[start RECORDS SUPPLIED]

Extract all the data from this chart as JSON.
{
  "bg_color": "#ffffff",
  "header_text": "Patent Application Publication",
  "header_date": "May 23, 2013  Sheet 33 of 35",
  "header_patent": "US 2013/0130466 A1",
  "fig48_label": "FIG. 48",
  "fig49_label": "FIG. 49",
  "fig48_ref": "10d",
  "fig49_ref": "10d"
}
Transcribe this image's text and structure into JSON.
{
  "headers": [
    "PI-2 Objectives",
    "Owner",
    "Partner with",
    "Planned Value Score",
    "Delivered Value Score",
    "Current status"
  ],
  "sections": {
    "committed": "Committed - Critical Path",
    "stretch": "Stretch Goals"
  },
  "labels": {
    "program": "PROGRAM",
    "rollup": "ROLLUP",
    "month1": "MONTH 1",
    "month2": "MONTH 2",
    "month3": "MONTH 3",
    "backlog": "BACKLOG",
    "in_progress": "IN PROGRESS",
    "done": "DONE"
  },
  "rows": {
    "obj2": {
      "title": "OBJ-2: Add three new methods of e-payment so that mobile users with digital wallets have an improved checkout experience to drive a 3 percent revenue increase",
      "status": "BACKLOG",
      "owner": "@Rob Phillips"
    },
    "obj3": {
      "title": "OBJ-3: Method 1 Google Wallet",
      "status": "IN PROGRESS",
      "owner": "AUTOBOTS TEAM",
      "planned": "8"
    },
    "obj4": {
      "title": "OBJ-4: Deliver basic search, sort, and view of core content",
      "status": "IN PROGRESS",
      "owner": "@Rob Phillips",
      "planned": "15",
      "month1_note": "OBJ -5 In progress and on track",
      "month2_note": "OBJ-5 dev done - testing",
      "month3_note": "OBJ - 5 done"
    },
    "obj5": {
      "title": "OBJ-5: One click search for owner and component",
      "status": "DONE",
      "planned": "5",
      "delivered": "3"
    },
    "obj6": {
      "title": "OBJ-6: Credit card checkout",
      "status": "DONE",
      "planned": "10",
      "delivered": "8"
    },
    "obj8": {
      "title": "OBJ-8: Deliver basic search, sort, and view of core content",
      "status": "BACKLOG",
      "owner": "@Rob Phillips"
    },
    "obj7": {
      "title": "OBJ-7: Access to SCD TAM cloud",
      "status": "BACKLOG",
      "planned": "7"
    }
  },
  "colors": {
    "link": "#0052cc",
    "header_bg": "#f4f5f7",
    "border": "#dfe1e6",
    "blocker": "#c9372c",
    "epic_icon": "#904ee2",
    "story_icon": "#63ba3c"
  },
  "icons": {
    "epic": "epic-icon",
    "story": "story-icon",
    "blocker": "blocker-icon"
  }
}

[end RECORDS SUPPLIED]

▶ [GIVEN PROBLEM] Reproduce every line of the material above exactly.

▶ [TASK RESPONSE]
Extract all the data from this chart as JSON.
{
  "bg_color": "#ffffff",
  "header_text": "Patent Application Publication",
  "header_date": "May 23, 2013  Sheet 33 of 35",
  "header_patent": "US 2013/0130466 A1",
  "fig48_label": "FIG. 48",
  "fig49_label": "FIG. 49",
  "fig48_ref": "10d",
  "fig49_ref": "10d"
}
Transcribe this image's text and structure into JSON.
{
  "headers": [
    "PI-2 Objectives",
    "Owner",
    "Partner with",
    "Planned Value Score",
    "Delivered Value Score",
    "Current status"
  ],
  "sections": {
    "committed": "Committed - Critical Path",
    "stretch": "Stretch Goals"
  },
  "labels": {
    "program": "PROGRAM",
    "rollup": "ROLLUP",
    "month1": "MONTH 1",
    "month2": "MONTH 2",
    "month3": "MONTH 3",
    "backlog": "BACKLOG",
    "in_progress": "IN PROGRESS",
    "done": "DONE"
  },
  "rows": {
    "obj2": {
      "title": "OBJ-2: Add three new methods of e-payment so that mobile users with digital wallets have an improved checkout experience to drive a 3 percent revenue increase",
      "status": "BACKLOG",
      "owner": "@Rob Phillips"
    },
    "obj3": {
      "title": "OBJ-3: Method 1 Google Wallet",
      "status": "IN PROGRESS",
      "owner": "AUTOBOTS TEAM",
      "planned": "8"
    },
    "obj4": {
      "title": "OBJ-4: Deliver basic search, sort, and view of core content",
      "status": "IN PROGRESS",
      "owner": "@Rob Phillips",
      "planned": "15",
      "month1_note": "OBJ -5 In progress and on track",
      "month2_note": "OBJ-5 dev done - testing",
      "month3_note": "OBJ - 5 done"
    },
    "obj5": {
      "title": "OBJ-5: One click search for owner and component",
      "status": "DONE",
      "planned": "5",
      "delivered": "3"
    },
    "obj6": {
      "title": "OBJ-6: Credit card checkout",
      "status": "DONE",
      "planned": "10",
      "delivered": "8"
    },
    "obj8": {
      "title": "OBJ-8: Deliver basic search, sort, and view of core content",
      "status": "BACKLOG",
      "owner": "@Rob Phillips"
    },
    "obj7": {
      "title": "OBJ-7: Access to SCD TAM cloud",
      "status": "BACKLOG",
      "planned": "7"
    }
  },
  "colors": {
    "link": "#0052cc",
    "header_bg": "#f4f5f7",
    "border": "#dfe1e6",
    "blocker": "#c9372c",
    "epic_icon": "#904ee2",
    "story_icon": "#63ba3c"
  },
  "icons": {
    "epic": "epic-icon",
    "story": "story-icon",
    "blocker": "blocker-icon"
  }
}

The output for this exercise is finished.